(Records from a collection)
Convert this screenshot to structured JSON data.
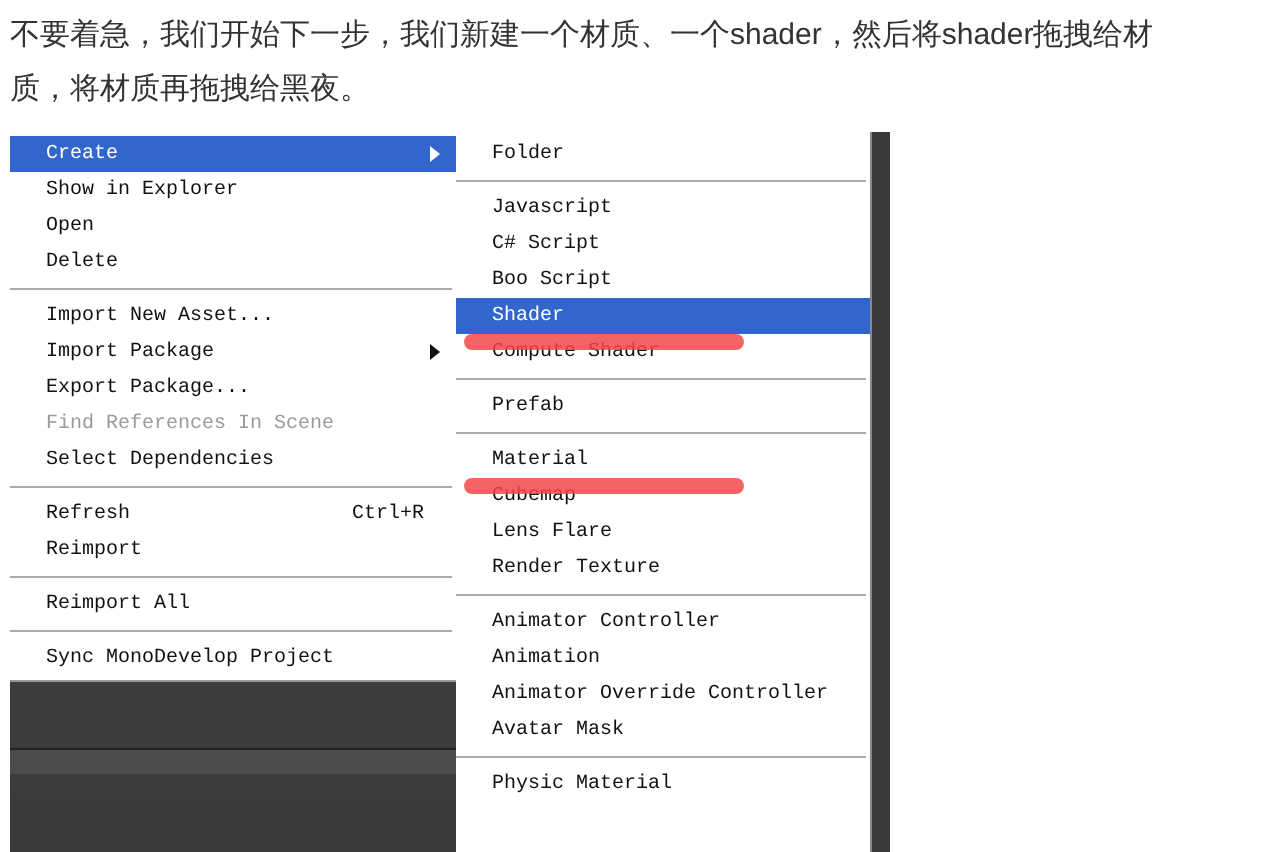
{
  "article": {
    "paragraph": "不要着急，我们开始下一步，我们新建一个材质、一个shader，然后将shader拖拽给材质，将材质再拖拽给黑夜。"
  },
  "context_menu": {
    "groups": [
      [
        {
          "label": "Create",
          "selected": true,
          "disabled": false,
          "has_submenu": true
        },
        {
          "label": "Show in Explorer",
          "selected": false,
          "disabled": false,
          "has_submenu": false
        },
        {
          "label": "Open",
          "selected": false,
          "disabled": false,
          "has_submenu": false
        },
        {
          "label": "Delete",
          "selected": false,
          "disabled": false,
          "has_submenu": false
        }
      ],
      [
        {
          "label": "Import New Asset...",
          "selected": false,
          "disabled": false,
          "has_submenu": false
        },
        {
          "label": "Import Package",
          "selected": false,
          "disabled": false,
          "has_submenu": true
        },
        {
          "label": "Export Package...",
          "selected": false,
          "disabled": false,
          "has_submenu": false
        },
        {
          "label": "Find References In Scene",
          "selected": false,
          "disabled": true,
          "has_submenu": false
        },
        {
          "label": "Select Dependencies",
          "selected": false,
          "disabled": false,
          "has_submenu": false
        }
      ],
      [
        {
          "label": "Refresh",
          "shortcut": "Ctrl+R",
          "selected": false,
          "disabled": false,
          "has_submenu": false
        },
        {
          "label": "Reimport",
          "selected": false,
          "disabled": false,
          "has_submenu": false
        }
      ],
      [
        {
          "label": "Reimport All",
          "selected": false,
          "disabled": false,
          "has_submenu": false
        }
      ],
      [
        {
          "label": "Sync MonoDevelop Project",
          "selected": false,
          "disabled": false,
          "has_submenu": false
        }
      ]
    ]
  },
  "create_submenu": {
    "groups": [
      [
        {
          "label": "Folder",
          "selected": false,
          "marked": false
        }
      ],
      [
        {
          "label": "Javascript",
          "selected": false,
          "marked": false
        },
        {
          "label": "C# Script",
          "selected": false,
          "marked": false
        },
        {
          "label": "Boo Script",
          "selected": false,
          "marked": false
        },
        {
          "label": "Shader",
          "selected": true,
          "marked": false
        },
        {
          "label": "Compute Shader",
          "selected": false,
          "marked": true
        }
      ],
      [
        {
          "label": "Prefab",
          "selected": false,
          "marked": false
        }
      ],
      [
        {
          "label": "Material",
          "selected": false,
          "marked": false
        },
        {
          "label": "Cubemap",
          "selected": false,
          "marked": true
        },
        {
          "label": "Lens Flare",
          "selected": false,
          "marked": false
        },
        {
          "label": "Render Texture",
          "selected": false,
          "marked": false
        }
      ],
      [
        {
          "label": "Animator Controller",
          "selected": false,
          "marked": false
        },
        {
          "label": "Animation",
          "selected": false,
          "marked": false
        },
        {
          "label": "Animator Override Controller",
          "selected": false,
          "marked": false
        },
        {
          "label": "Avatar Mask",
          "selected": false,
          "marked": false
        }
      ],
      [
        {
          "label": "Physic Material",
          "selected": false,
          "marked": false
        }
      ]
    ]
  }
}
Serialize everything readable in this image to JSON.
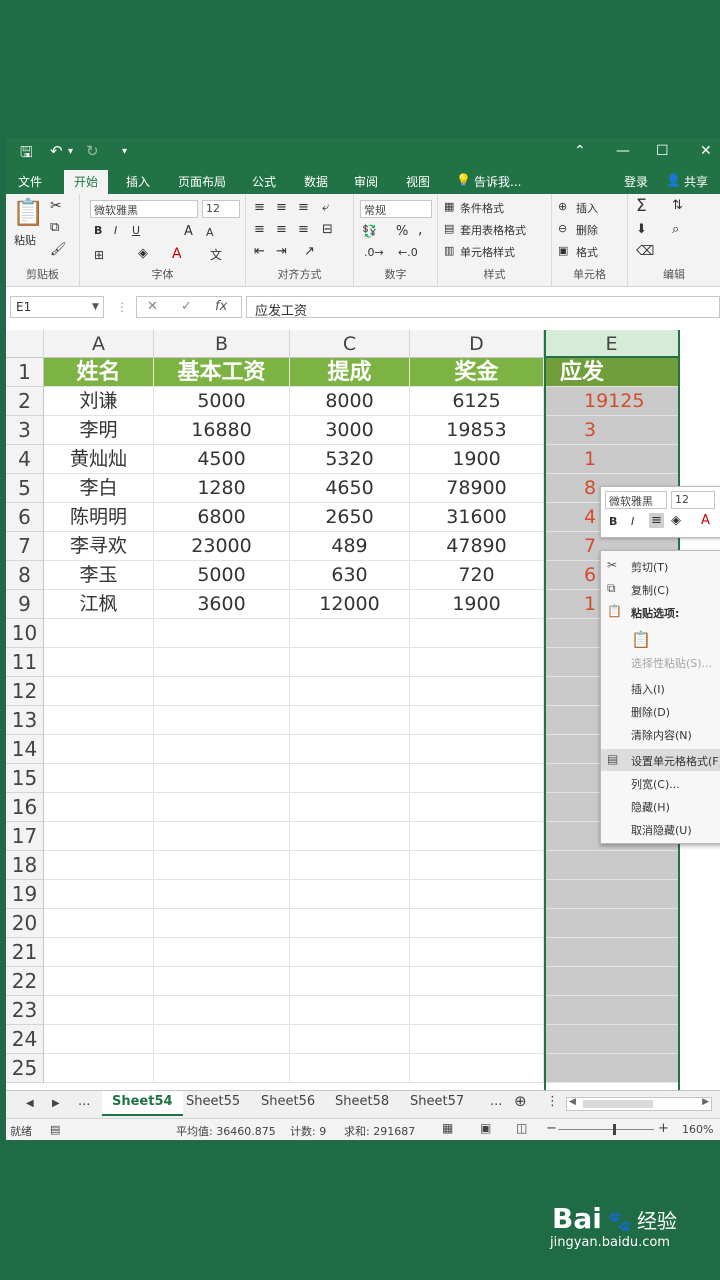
{
  "quick_access": {
    "redo_label": "↻"
  },
  "titlebar": {
    "window_buttons": [
      "—",
      "☐",
      "✕"
    ]
  },
  "tabs": [
    {
      "label": "文件"
    },
    {
      "label": "开始"
    },
    {
      "label": "插入"
    },
    {
      "label": "页面布局"
    },
    {
      "label": "公式"
    },
    {
      "label": "数据"
    },
    {
      "label": "审阅"
    },
    {
      "label": "视图"
    }
  ],
  "tell_me": "告诉我...",
  "login": "登录",
  "share": "共享",
  "ribbon": {
    "clipboard": {
      "paste": "粘贴",
      "label": "剪贴板"
    },
    "font": {
      "name": "微软雅黑",
      "size": "12",
      "bold": "B",
      "italic": "I",
      "underline": "U",
      "grow": "A",
      "shrink": "A",
      "label": "字体"
    },
    "alignment": {
      "label": "对齐方式"
    },
    "number": {
      "format": "常规",
      "percent": "%",
      "comma": ",",
      "label": "数字"
    },
    "styles": {
      "conditional": "条件格式",
      "table": "套用表格格式",
      "cell": "单元格样式",
      "label": "样式"
    },
    "cells": {
      "insert": "插入",
      "delete": "删除",
      "format": "格式",
      "label": "单元格"
    },
    "editing": {
      "label": "编辑"
    }
  },
  "formula_bar": {
    "name_box": "E1",
    "cancel": "✕",
    "enter": "✓",
    "fx": "fx",
    "value": "应发工资"
  },
  "columns": [
    "A",
    "B",
    "C",
    "D",
    "E"
  ],
  "table": {
    "headers": [
      "姓名",
      "基本工资",
      "提成",
      "奖金",
      "应发"
    ],
    "rows": [
      [
        "刘谦",
        "5000",
        "8000",
        "6125",
        "19125"
      ],
      [
        "李明",
        "16880",
        "3000",
        "19853",
        "3"
      ],
      [
        "黄灿灿",
        "4500",
        "5320",
        "1900",
        "1"
      ],
      [
        "李白",
        "1280",
        "4650",
        "78900",
        "8"
      ],
      [
        "陈明明",
        "6800",
        "2650",
        "31600",
        "4"
      ],
      [
        "李寻欢",
        "23000",
        "489",
        "47890",
        "7"
      ],
      [
        "李玉",
        "5000",
        "630",
        "720",
        "6"
      ],
      [
        "江枫",
        "3600",
        "12000",
        "1900",
        "1"
      ]
    ]
  },
  "row_numbers": [
    "1",
    "2",
    "3",
    "4",
    "5",
    "6",
    "7",
    "8",
    "9",
    "10",
    "11",
    "12",
    "13",
    "14",
    "15",
    "16",
    "17",
    "18",
    "19",
    "20",
    "21",
    "22",
    "23",
    "24",
    "25"
  ],
  "sheet_tabs": {
    "active": "Sheet54",
    "others": [
      "Sheet55",
      "Sheet56",
      "Sheet58",
      "Sheet57"
    ],
    "ellipsis": "..."
  },
  "status": {
    "ready": "就绪",
    "average": "平均值: 36460.875",
    "count": "计数: 9",
    "sum": "求和: 291687",
    "zoom": "160%"
  },
  "mini_toolbar": {
    "font": "微软雅黑",
    "size": "12",
    "bold": "B",
    "italic": "I"
  },
  "context_menu": [
    {
      "label": "剪切(T)",
      "icon": "scissors-icon"
    },
    {
      "label": "复制(C)",
      "icon": "copy-icon"
    },
    {
      "label": "粘贴选项:",
      "icon": "paste-icon",
      "bold": true
    },
    {
      "label": "",
      "icon": "clipboard-icon",
      "disabled": true
    },
    {
      "label": "选择性粘贴(S)...",
      "icon": "",
      "disabled": true
    },
    {
      "label": "插入(I)",
      "icon": ""
    },
    {
      "label": "删除(D)",
      "icon": ""
    },
    {
      "label": "清除内容(N)",
      "icon": ""
    },
    {
      "label": "设置单元格格式(F)...",
      "icon": "format-cells-icon",
      "highlight": true
    },
    {
      "label": "列宽(C)...",
      "icon": ""
    },
    {
      "label": "隐藏(H)",
      "icon": ""
    },
    {
      "label": "取消隐藏(U)",
      "icon": ""
    }
  ],
  "watermark": {
    "brand": "Bai",
    "brand2": "经验",
    "url": "jingyan.baidu.com"
  },
  "colors": {
    "excel_green": "#217346",
    "header_fill": "#7cb342",
    "accent_red": "#d34d2d",
    "background": "#1e6b45"
  }
}
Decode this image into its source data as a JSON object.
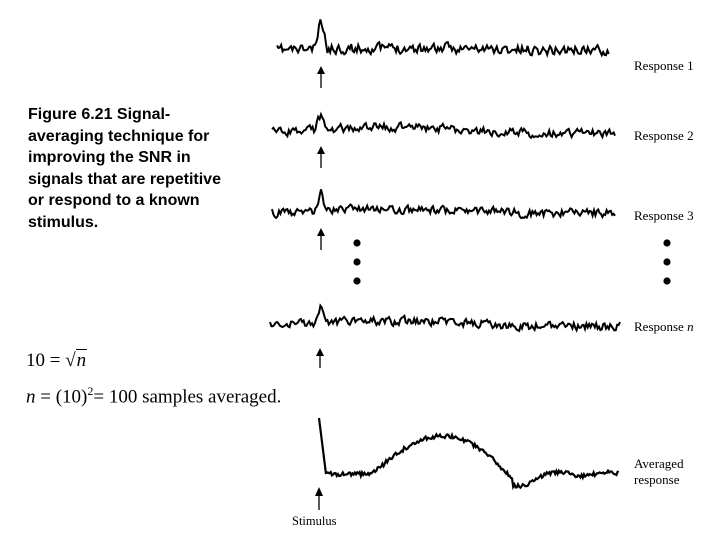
{
  "caption": "Figure 6.21 Signal-averaging technique for improving the SNR in signals that are repetitive or respond to a known stimulus.",
  "equations": {
    "eq1": {
      "lhs": "10 =",
      "radicand": "n"
    },
    "eq2": {
      "var": "n",
      "mid": " = (10)",
      "exp": "2",
      "rhs": "= 100 samples averaged."
    }
  },
  "traces": [
    {
      "id": "response-1",
      "label": "Response 1",
      "label_italic_suffix": ""
    },
    {
      "id": "response-2",
      "label": "Response 2",
      "label_italic_suffix": ""
    },
    {
      "id": "response-3",
      "label": "Response 3",
      "label_italic_suffix": ""
    },
    {
      "id": "response-n",
      "label": "Response ",
      "label_italic_suffix": "n"
    },
    {
      "id": "averaged-response",
      "label_line1": "Averaged",
      "label_line2": "response"
    }
  ],
  "stimulus_label": "Stimulus",
  "ellipsis_marker": "⋮"
}
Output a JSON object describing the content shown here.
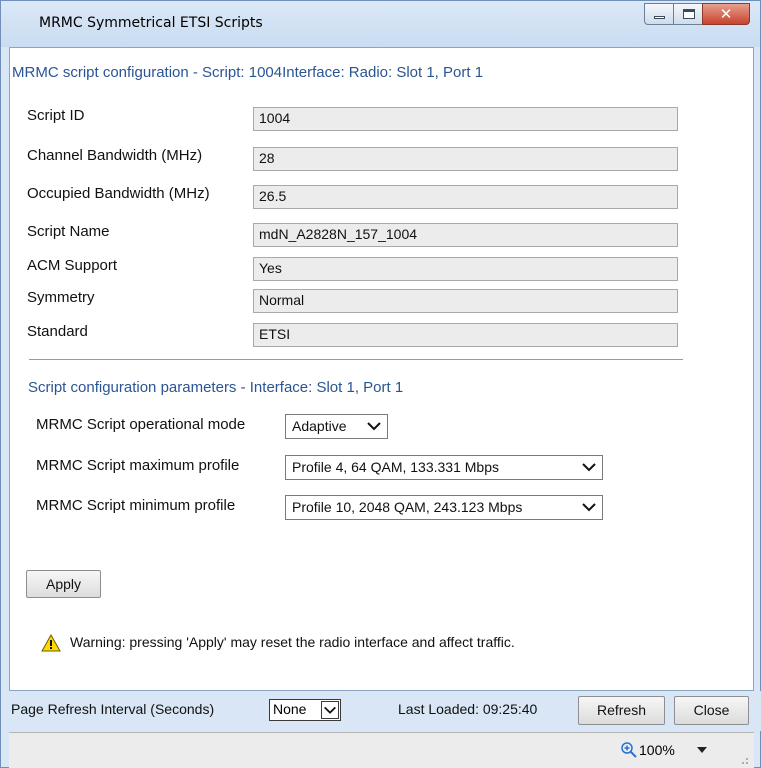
{
  "window": {
    "title": "MRMC Symmetrical ETSI Scripts",
    "close_glyph": "✕"
  },
  "config_section": {
    "title": "MRMC script configuration - Script: 1004Interface: Radio: Slot 1, Port 1",
    "fields": [
      {
        "label": "Script ID",
        "value": "1004"
      },
      {
        "label": "Channel Bandwidth (MHz)",
        "value": "28"
      },
      {
        "label": "Occupied Bandwidth (MHz)",
        "value": "26.5"
      },
      {
        "label": "Script Name",
        "value": "mdN_A2828N_157_1004"
      },
      {
        "label": "ACM Support",
        "value": "Yes"
      },
      {
        "label": "Symmetry",
        "value": "Normal"
      },
      {
        "label": "Standard",
        "value": "ETSI"
      }
    ]
  },
  "params_section": {
    "title": "Script configuration parameters - Interface: Slot 1, Port 1",
    "operational_mode": {
      "label": "MRMC Script operational mode",
      "value": "Adaptive"
    },
    "max_profile": {
      "label": "MRMC Script maximum profile",
      "value": "Profile 4, 64 QAM, 133.331 Mbps"
    },
    "min_profile": {
      "label": "MRMC Script minimum profile",
      "value": "Profile 10, 2048 QAM, 243.123 Mbps"
    }
  },
  "apply_label": "Apply",
  "warning": {
    "icon": "warning-triangle-icon",
    "text": "Warning: pressing 'Apply' may reset the radio interface and affect traffic."
  },
  "footer": {
    "refresh_interval_label": "Page Refresh Interval (Seconds)",
    "refresh_interval_value": "None",
    "last_loaded": "Last Loaded: 09:25:40",
    "refresh_label": "Refresh",
    "close_label": "Close"
  },
  "status": {
    "zoom": "100%"
  },
  "colors": {
    "accent": "#2a5594",
    "chrome": "#d8e6f5",
    "field_bg": "#ececec",
    "warning": "#ffd800"
  }
}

(Direction)
Which lines hold the word "Slot"? Copy all of them.

(Result for this exercise)
    "title": "MRMC script configuration - Script: 1004Interface: Radio: Slot 1, Port 1",
    "title": "Script configuration parameters - Interface: Slot 1, Port 1",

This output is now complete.